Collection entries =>

::::

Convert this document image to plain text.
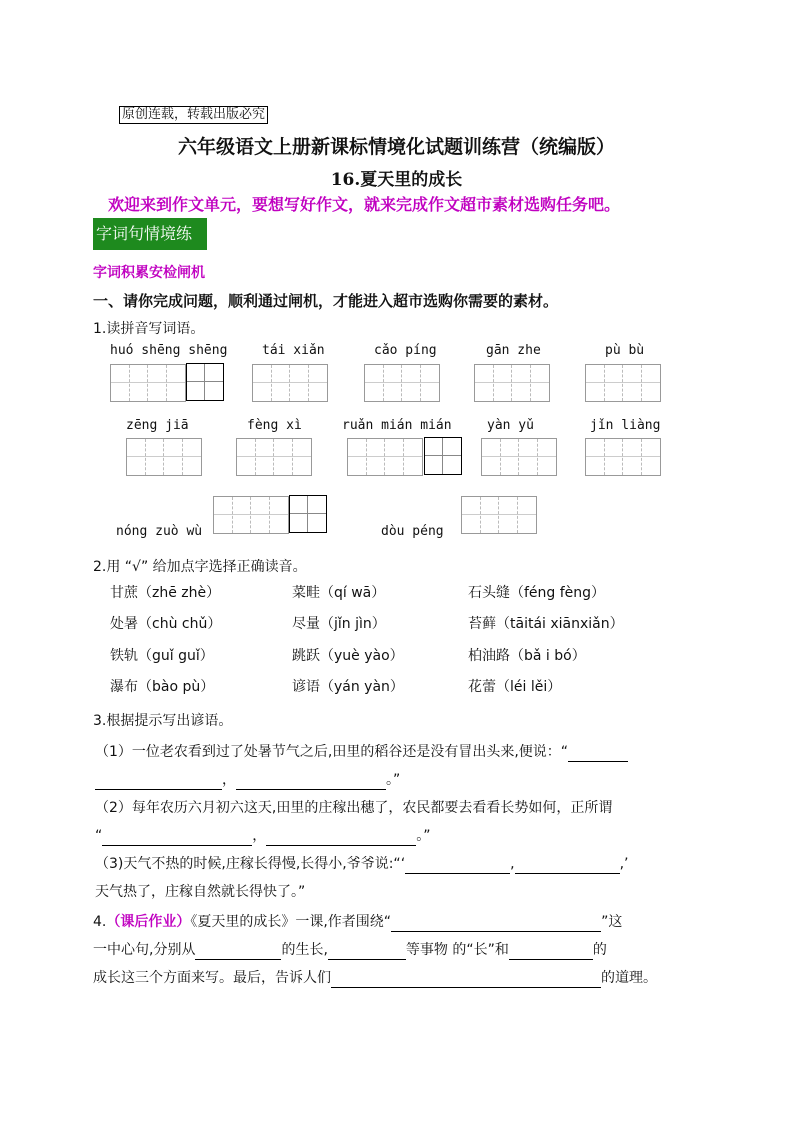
原创连载，转载出版必究
六年级语文上册新课标情境化试题训练营（统编版）
16.夏天里的成长
欢迎来到作文单元，要想写好作文，就来完成作文超市素材选购任务吧。
字词句情境练
字词积累安检闸机
一、请你完成问题，顺利通过闸机，才能进入超市选购你需要的素材。
1.读拼音写词语。
huó shēng shēng	tái xiǎn	cǎo píng	gān zhe	pù bù
zēng jiā	fèng xì	ruǎn mián mián	yàn yǔ	jǐn liàng
nóng zuò wù	dòu péng
2.用 “√” 给加点字选择正确读音。
甘蔗（zhē zhè）	菜畦（qí wā）	石头缝（féng fèng）
处暑（chù chǔ）	尽量（jǐn jìn）	苔藓（tāitái xiānxiǎn）
铁轨（guǐ guǐ）	跳跃（yuè yào）	柏油路（bǎ i bó）
瀑布（bào pù）	谚语（yán yàn）	花蕾（léi lěi）
3.根据提示写出谚语。
（1）一位老农看到过了处暑节气之后,田里的稻谷还是没有冒出头来,便说：“
，	。”
（2）每年农历六月初六这天,田里的庄稼出穗了，农民都要去看看长势如何，正所谓
“	，	。”
（3)天气不热的时候,庄稼长得慢,长得小,爷爷说:“‘	,	,’
天气热了，庄稼自然就长得快了。”
4.（课后作业）《夏天里的成长》一课,作者围绕“	”这
一中心句,分别从	的生长,	等事物 的“长”和	的
成长这三个方面来写。最后，告诉人们	的道理。
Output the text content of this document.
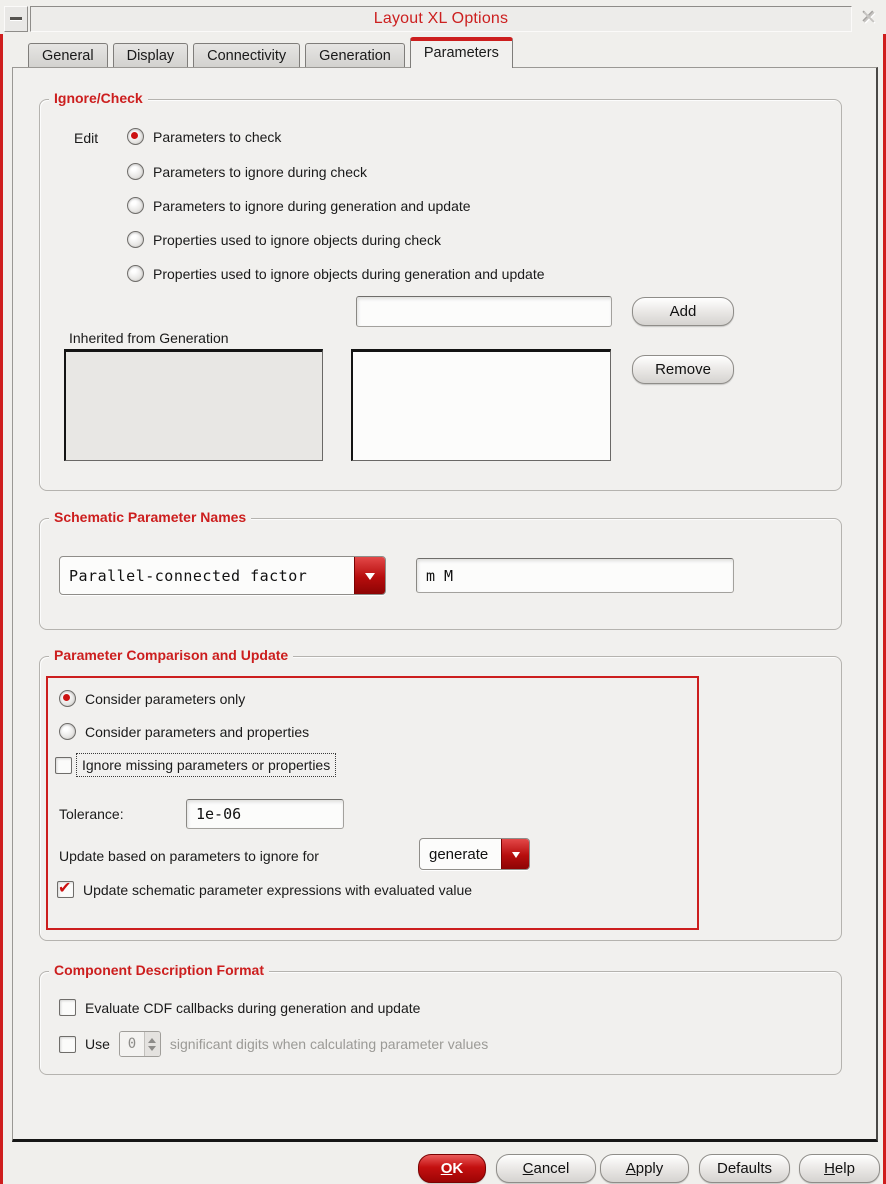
Layout XL Options	✕
General	Display	Connectivity	Generation	Parameters
Ignore/Check
Edit	Parameters to check
Parameters to ignore during check
Parameters to ignore during generation and update
Properties used to ignore objects during check
Properties used to ignore objects during generation and update
Add
Inherited from Generation
Remove
Schematic Parameter Names
Parallel-connected factor
m M
Parameter Comparison and Update
Consider parameters only
Consider parameters and properties
Ignore missing parameters or properties
Tolerance:
1e-06
Update based on parameters to ignore for	generate
✔
Update schematic parameter expressions with evaluated value
Component Description Format
Evaluate CDF callbacks during generation and update
Use	0	significant digits when calculating parameter values
O K	C ancel	A pply	Defaults	H elp
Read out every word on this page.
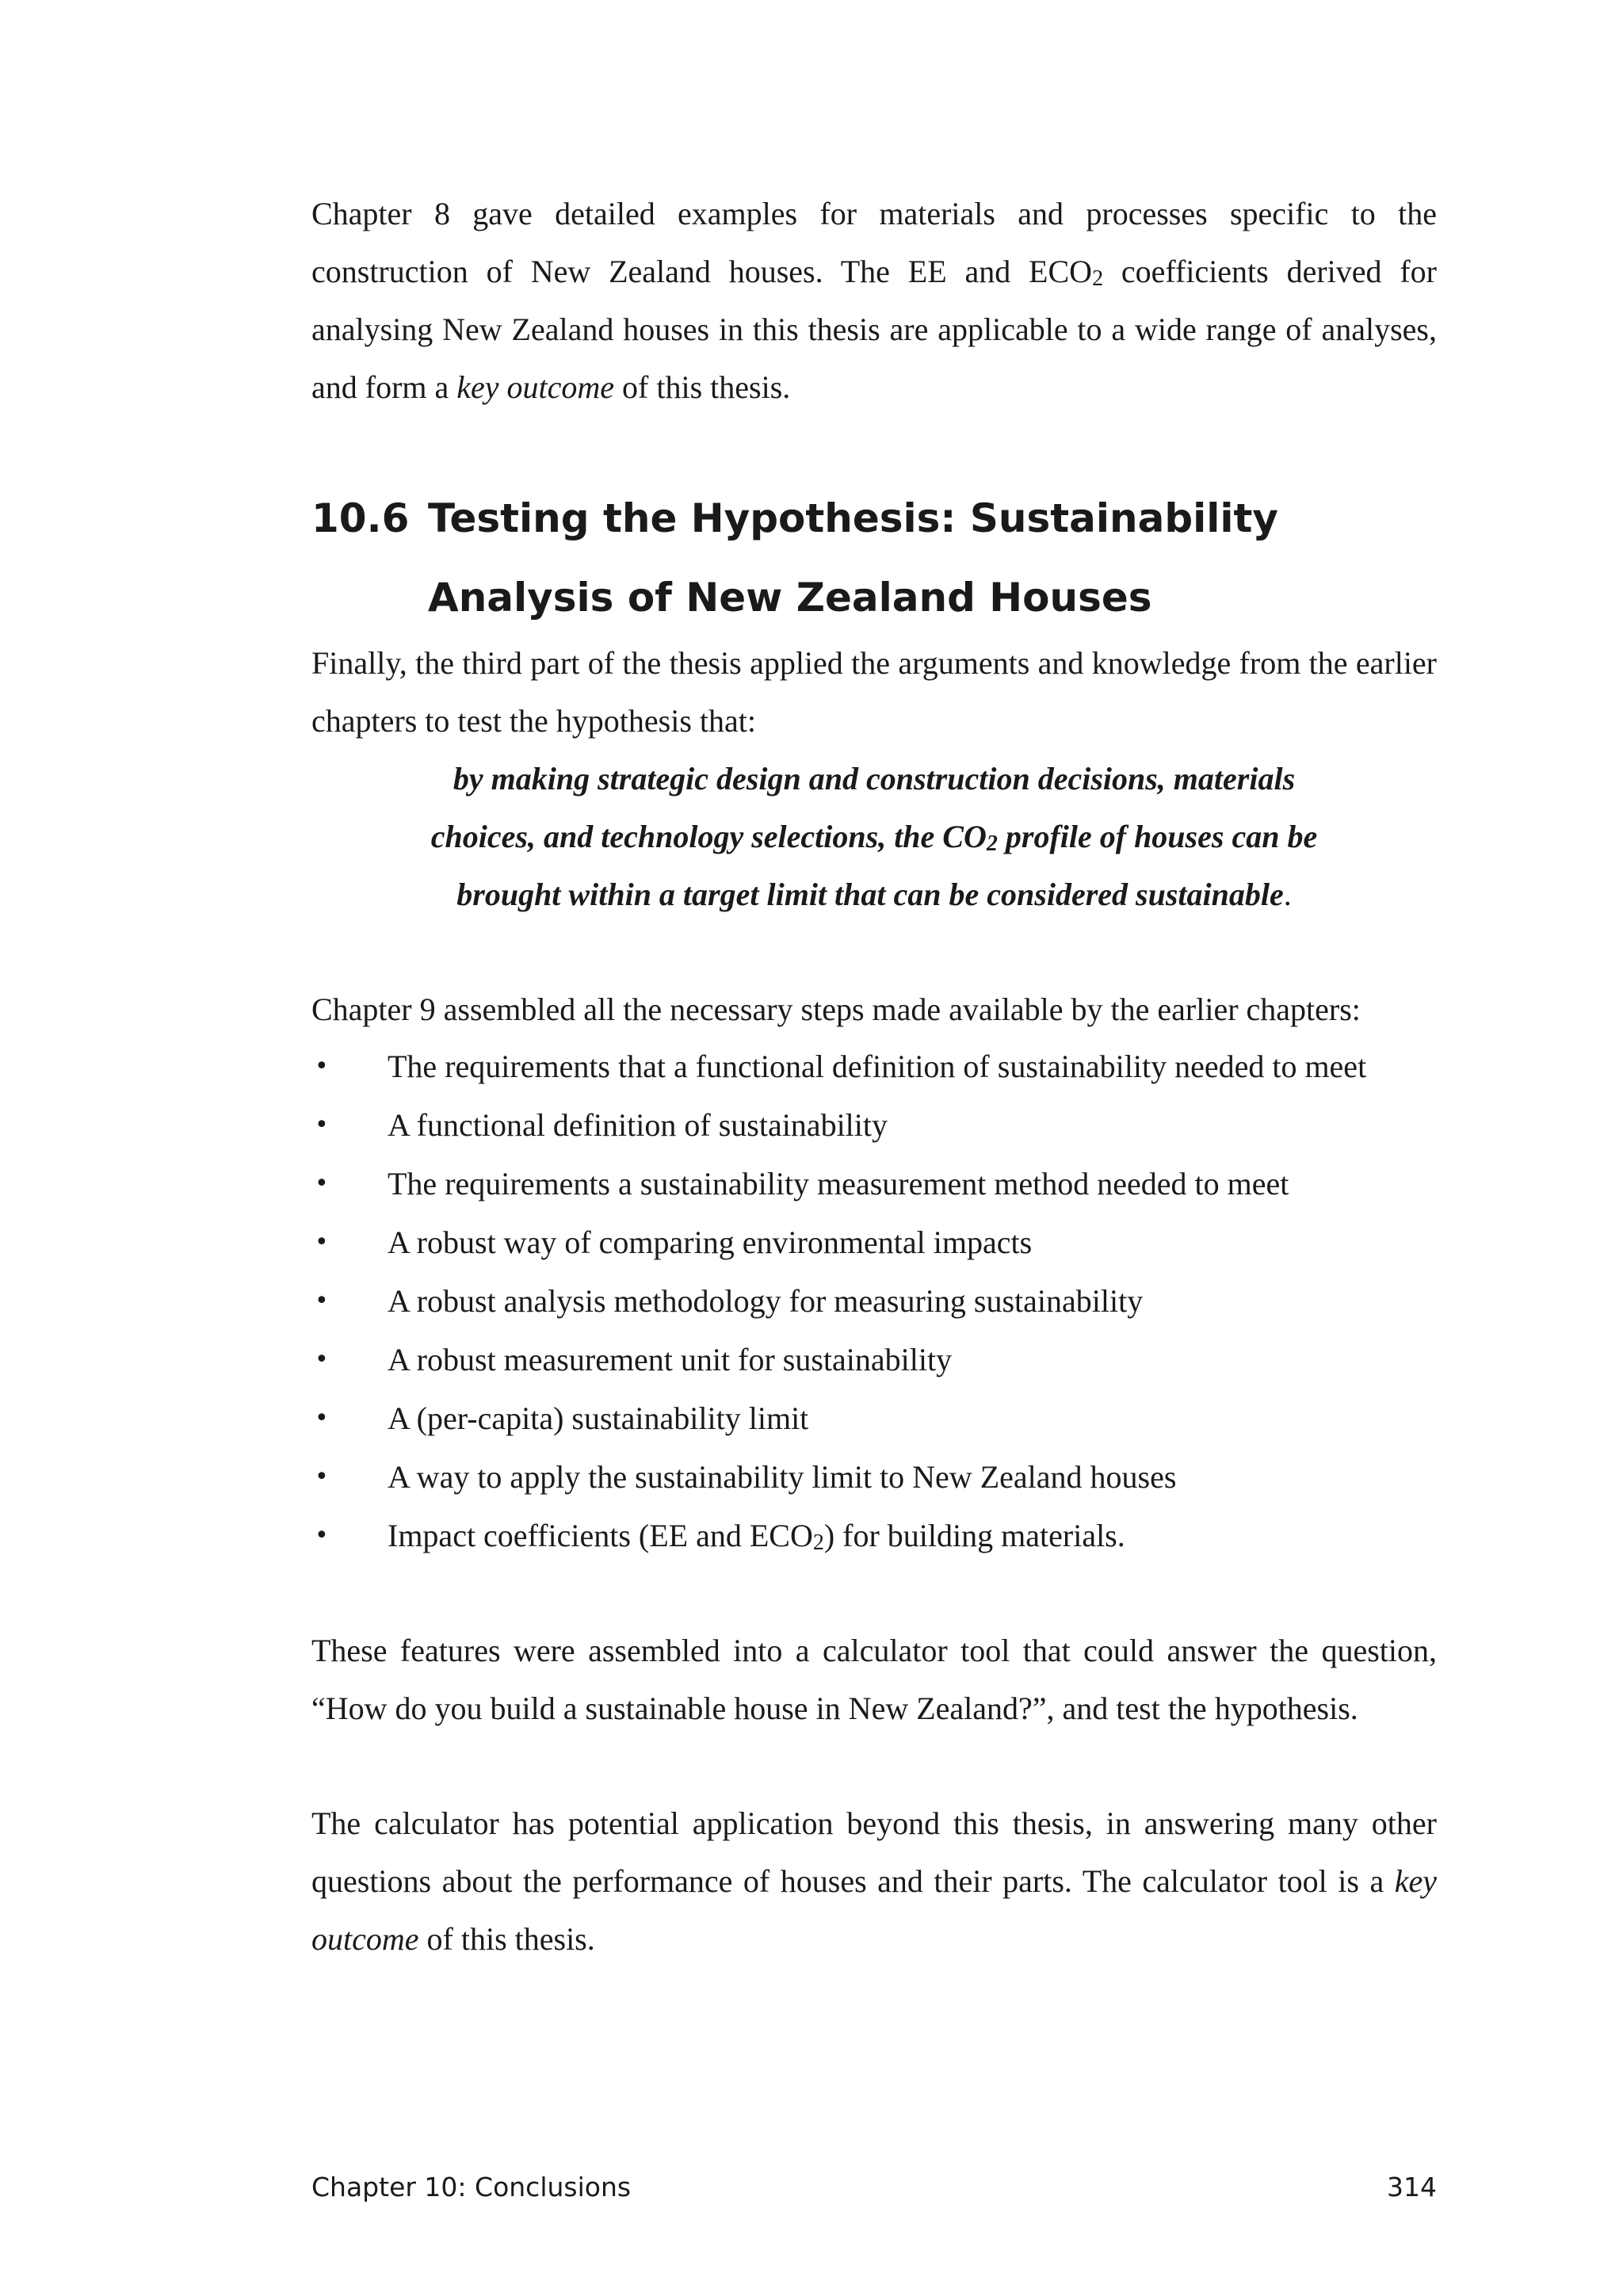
Chapter 8 gave detailed examples for materials and processes specific to the construction of New Zealand houses. The EE and $ECO_2$ coefficients derived for analysing New Zealand houses in this thesis are applicable to a wide range of analyses, and form a key outcome of this thesis.

10.6 Testing the Hypothesis: Sustainability Analysis of New Zealand Houses

Finally, the third part of the thesis applied the arguments and knowledge from the earlier chapters to test the hypothesis that:

by making strategic design and construction decisions, materials
choices, and technology selections, the $CO_2$ profile of houses can be
brought within a target limit that can be considered sustainable.

Chapter 9 assembled all the necessary steps made available by the earlier chapters:

• The requirements that a functional definition of sustainability needed to meet
• A functional definition of sustainability
• The requirements a sustainability measurement method needed to meet
• A robust way of comparing environmental impacts
• A robust analysis methodology for measuring sustainability
• A robust measurement unit for sustainability
• A (per-capita) sustainability limit
• A way to apply the sustainability limit to New Zealand houses
• Impact coefficients (EE and $ECO_2$) for building materials.

These features were assembled into a calculator tool that could answer the question, “How do you build a sustainable house in New Zealand?”, and test the hypothesis.

The calculator has potential application beyond this thesis, in answering many other questions about the performance of houses and their parts. The calculator tool is a key outcome of this thesis.

Chapter 10: Conclusions	314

::::

Description of the task => Exclude the pictures and repeat every other part of the records word for word.

The reply =>
Convert this document image to plain text.
原创连载，转载出版必究
六年级语文上册新课标情境化试题训练营（统编版）
16.夏天里的成长
欢迎来到作文单元，要想写好作文，就来完成作文超市素材选购任务吧。
字词句情境练
字词积累安检闸机
一、请你完成问题，顺利通过闸机，才能进入超市选购你需要的素材。
1.读拼音写词语。
huó shēng shēng	tái xiǎn	cǎo píng	gān zhe	pù bù
zēng jiā	fèng xì	ruǎn mián mián	yàn yǔ	jǐn liàng
nóng zuò wù	dòu péng
2.用 “√” 给加点字选择正确读音。
甘蔗（zhē zhè）	菜畦（qí wā）	石头缝（féng fèng）
处暑（chù chǔ）	尽量（jǐn jìn）	苔藓（tāitái xiānxiǎn）
铁轨（guǐ guǐ）	跳跃（yuè yào）	柏油路（bǎ i bó）
瀑布（bào pù）	谚语（yán yàn）	花蕾（léi lěi）
3.根据提示写出谚语。
（1）一位老农看到过了处暑节气之后,田里的稻谷还是没有冒出头来,便说：“
，	。”
（2）每年农历六月初六这天,田里的庄稼出穗了，农民都要去看看长势如何，正所谓
“	，	。”
（3)天气不热的时候,庄稼长得慢,长得小,爷爷说:“‘	,	,’
天气热了，庄稼自然就长得快了。”
4.（课后作业）《夏天里的成长》一课,作者围绕“	”这
一中心句,分别从	的生长,	等事物 的“长”和	的
成长这三个方面来写。最后，告诉人们	的道理。
Output the text content of this document.
Layout XL Options	✕
General	Display	Connectivity	Generation	Parameters
Ignore/Check
Edit	Parameters to check
Parameters to ignore during check
Parameters to ignore during generation and update
Properties used to ignore objects during check
Properties used to ignore objects during generation and update
Add
Inherited from Generation
Remove
Schematic Parameter Names
Parallel-connected factor
m M
Parameter Comparison and Update
Consider parameters only
Consider parameters and properties
Ignore missing parameters or properties
Tolerance:
1e-06
Update based on parameters to ignore for	generate
✔
Update schematic parameter expressions with evaluated value
Component Description Format
Evaluate CDF callbacks during generation and update
Use	0	significant digits when calculating parameter values
O K	C ancel	A pply	Defaults	H elp
Read out every word on this page.
Chapter 8 gave detailed examples for materials and processes specific to the construction of New Zealand houses. The EE and $ECO_2$ coefficients derived for analysing New Zealand houses in this thesis are applicable to a wide range of analyses, and form a key outcome of this thesis.

10.6 Testing the Hypothesis: Sustainability Analysis of New Zealand Houses

Finally, the third part of the thesis applied the arguments and knowledge from the earlier chapters to test the hypothesis that:

by making strategic design and construction decisions, materials
choices, and technology selections, the $CO_2$ profile of houses can be
brought within a target limit that can be considered sustainable.

Chapter 9 assembled all the necessary steps made available by the earlier chapters:

• The requirements that a functional definition of sustainability needed to meet
• A functional definition of sustainability
• The requirements a sustainability measurement method needed to meet
• A robust way of comparing environmental impacts
• A robust analysis methodology for measuring sustainability
• A robust measurement unit for sustainability
• A (per-capita) sustainability limit
• A way to apply the sustainability limit to New Zealand houses
• Impact coefficients (EE and $ECO_2$) for building materials.

These features were assembled into a calculator tool that could answer the question, “How do you build a sustainable house in New Zealand?”, and test the hypothesis.

The calculator has potential application beyond this thesis, in answering many other questions about the performance of houses and their parts. The calculator tool is a key outcome of this thesis.

Chapter 10: Conclusions	314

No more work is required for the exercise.